The agricultural community and decision makers require tools to reliably predict crop yield, to assess optimal management practices and economic impacts. UVMRP is currently developing the Climate-Agroecosystem-UV Interactions and Economic (CAIE) system with collaborators from the University of Maryland and Colorado State University. CAIE system that will couple an advanced regional climate model with models of crops and ecosystems and economics, integrating the data from the monitoring network, the results of the effects studies, and satellite observations. This system will allow studies on how climate and crop production interact and how the interaction impacts economics and management practices.
CAIE is an integrated assessment system that simulates climate, UV radiation, crop growth, and economics. It will be able to predict how crop yield and quality will respond to changes in environmental including temperature, moisture (drought), nutrients, UV-B radiation, CO2 concentration, aerosols and other air pollutants. It will be capable of simulating agriculturally important crops (such as cotton, corn, soybean, wheat, and rice), forests, and rangelands. CAIE will include an economic assessment model that predicts economic growth of crop agriculture (total factor productivity change) based on climate. The system will have the ability analyze policy, land use, and management practices. Ultimately, the system will provide the science support for U.S. policy makers to not only establish necessary incentives and safety nets for producers, but also to assess potential risks, determine optimal practices, design effective policies, and identify mitigation and adaptation strategies to achieve sustainable development of agriculture.

_ _ _ _ _ _ _

(REQUIRED TASK): Copy out the passage in the CAIE system description from "The agricultural community" up to and including "economics and management practices.", word for word.

(GIVEN DATA):
_ _ _ _ _ _ _

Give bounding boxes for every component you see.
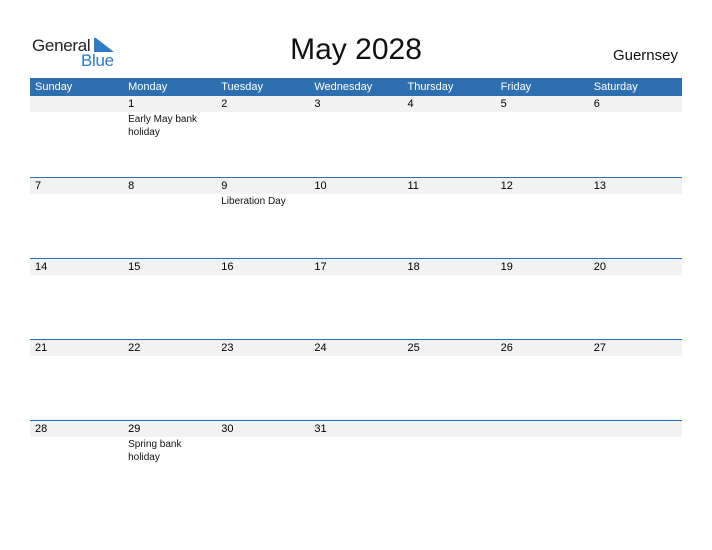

_ _ _ _ _ _ _

(RESPONSE FOR THIS EXERCISE):
The agricultural community and decision makers require tools to reliably predict crop yield, to assess optimal management practices and economic impacts. UVMRP is currently developing the Climate-Agroecosystem-UV Interactions and Economic (CAIE) system with collaborators from the University of Maryland and Colorado State University. CAIE system that will couple an advanced regional climate model with models of crops and ecosystems and economics, integrating the data from the monitoring network, the results of the effects studies, and satellite observations. This system will allow studies on how climate and crop production interact and how the interaction impacts economics and management practices.